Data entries
[start]

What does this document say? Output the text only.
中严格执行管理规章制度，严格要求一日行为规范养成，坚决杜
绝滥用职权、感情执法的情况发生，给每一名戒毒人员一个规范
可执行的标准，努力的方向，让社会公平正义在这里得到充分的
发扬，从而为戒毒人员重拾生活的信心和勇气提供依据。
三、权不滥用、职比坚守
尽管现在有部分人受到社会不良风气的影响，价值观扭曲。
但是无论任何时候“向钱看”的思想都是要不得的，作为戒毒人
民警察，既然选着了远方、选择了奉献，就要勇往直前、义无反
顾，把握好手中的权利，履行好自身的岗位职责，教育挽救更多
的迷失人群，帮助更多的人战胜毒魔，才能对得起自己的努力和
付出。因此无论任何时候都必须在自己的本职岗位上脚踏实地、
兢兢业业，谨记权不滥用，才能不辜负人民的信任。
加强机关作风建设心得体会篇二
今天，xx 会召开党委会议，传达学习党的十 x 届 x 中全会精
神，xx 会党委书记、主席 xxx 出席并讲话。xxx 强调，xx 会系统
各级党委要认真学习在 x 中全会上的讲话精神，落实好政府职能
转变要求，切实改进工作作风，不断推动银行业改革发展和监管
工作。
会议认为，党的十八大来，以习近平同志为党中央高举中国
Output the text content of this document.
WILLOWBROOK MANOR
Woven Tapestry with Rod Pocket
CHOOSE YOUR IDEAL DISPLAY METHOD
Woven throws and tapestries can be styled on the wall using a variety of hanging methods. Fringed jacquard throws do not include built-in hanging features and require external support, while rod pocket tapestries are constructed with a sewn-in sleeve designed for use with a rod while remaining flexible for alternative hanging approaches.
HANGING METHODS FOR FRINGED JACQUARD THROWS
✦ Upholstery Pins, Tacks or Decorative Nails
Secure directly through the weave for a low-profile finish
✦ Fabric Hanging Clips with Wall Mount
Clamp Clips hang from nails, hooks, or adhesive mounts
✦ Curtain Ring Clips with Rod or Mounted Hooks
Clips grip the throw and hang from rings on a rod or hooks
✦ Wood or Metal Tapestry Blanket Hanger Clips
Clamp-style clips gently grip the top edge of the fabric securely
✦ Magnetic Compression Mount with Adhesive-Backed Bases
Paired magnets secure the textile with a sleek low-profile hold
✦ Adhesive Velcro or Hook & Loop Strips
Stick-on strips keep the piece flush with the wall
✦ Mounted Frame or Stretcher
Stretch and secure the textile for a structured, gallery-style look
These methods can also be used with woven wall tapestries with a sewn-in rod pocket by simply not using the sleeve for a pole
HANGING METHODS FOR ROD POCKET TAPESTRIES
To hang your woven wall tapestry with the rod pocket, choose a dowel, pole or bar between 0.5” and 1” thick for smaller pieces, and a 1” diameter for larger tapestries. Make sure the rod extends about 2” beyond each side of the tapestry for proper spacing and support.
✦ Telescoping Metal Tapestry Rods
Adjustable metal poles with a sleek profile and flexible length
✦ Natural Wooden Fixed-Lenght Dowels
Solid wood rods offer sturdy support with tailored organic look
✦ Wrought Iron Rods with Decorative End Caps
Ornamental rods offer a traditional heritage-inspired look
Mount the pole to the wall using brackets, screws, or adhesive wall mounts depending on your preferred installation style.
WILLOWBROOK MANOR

[end]

### GOAL
Send back all of the entries exactly, with nothing missing.

### COMPLETE OUTPUT
What does this document say? Output the text only.
中严格执行管理规章制度，严格要求一日行为规范养成，坚决杜
绝滥用职权、感情执法的情况发生，给每一名戒毒人员一个规范
可执行的标准，努力的方向，让社会公平正义在这里得到充分的
发扬，从而为戒毒人员重拾生活的信心和勇气提供依据。
三、权不滥用、职比坚守
尽管现在有部分人受到社会不良风气的影响，价值观扭曲。
但是无论任何时候“向钱看”的思想都是要不得的，作为戒毒人
民警察，既然选着了远方、选择了奉献，就要勇往直前、义无反
顾，把握好手中的权利，履行好自身的岗位职责，教育挽救更多
的迷失人群，帮助更多的人战胜毒魔，才能对得起自己的努力和
付出。因此无论任何时候都必须在自己的本职岗位上脚踏实地、
兢兢业业，谨记权不滥用，才能不辜负人民的信任。
加强机关作风建设心得体会篇二
今天，xx 会召开党委会议，传达学习党的十 x 届 x 中全会精
神，xx 会党委书记、主席 xxx 出席并讲话。xxx 强调，xx 会系统
各级党委要认真学习在 x 中全会上的讲话精神，落实好政府职能
转变要求，切实改进工作作风，不断推动银行业改革发展和监管
工作。
会议认为，党的十八大来，以习近平同志为党中央高举中国
Output the text content of this document.
WILLOWBROOK MANOR
Woven Tapestry with Rod Pocket
CHOOSE YOUR IDEAL DISPLAY METHOD
Woven throws and tapestries can be styled on the wall using a variety of hanging methods. Fringed jacquard throws do not include built-in hanging features and require external support, while rod pocket tapestries are constructed with a sewn-in sleeve designed for use with a rod while remaining flexible for alternative hanging approaches.
HANGING METHODS FOR FRINGED JACQUARD THROWS
✦ Upholstery Pins, Tacks or Decorative Nails
Secure directly through the weave for a low-profile finish
✦ Fabric Hanging Clips with Wall Mount
Clamp Clips hang from nails, hooks, or adhesive mounts
✦ Curtain Ring Clips with Rod or Mounted Hooks
Clips grip the throw and hang from rings on a rod or hooks
✦ Wood or Metal Tapestry Blanket Hanger Clips
Clamp-style clips gently grip the top edge of the fabric securely
✦ Magnetic Compression Mount with Adhesive-Backed Bases
Paired magnets secure the textile with a sleek low-profile hold
✦ Adhesive Velcro or Hook & Loop Strips
Stick-on strips keep the piece flush with the wall
✦ Mounted Frame or Stretcher
Stretch and secure the textile for a structured, gallery-style look
These methods can also be used with woven wall tapestries with a sewn-in rod pocket by simply not using the sleeve for a pole
HANGING METHODS FOR ROD POCKET TAPESTRIES
To hang your woven wall tapestry with the rod pocket, choose a dowel, pole or bar between 0.5” and 1” thick for smaller pieces, and a 1” diameter for larger tapestries. Make sure the rod extends about 2” beyond each side of the tapestry for proper spacing and support.
✦ Telescoping Metal Tapestry Rods
Adjustable metal poles with a sleek profile and flexible length
✦ Natural Wooden Fixed-Lenght Dowels
Solid wood rods offer sturdy support with tailored organic look
✦ Wrought Iron Rods with Decorative End Caps
Ornamental rods offer a traditional heritage-inspired look
Mount the pole to the wall using brackets, screws, or adhesive wall mounts depending on your preferred installation style.
WILLOWBROOK MANOR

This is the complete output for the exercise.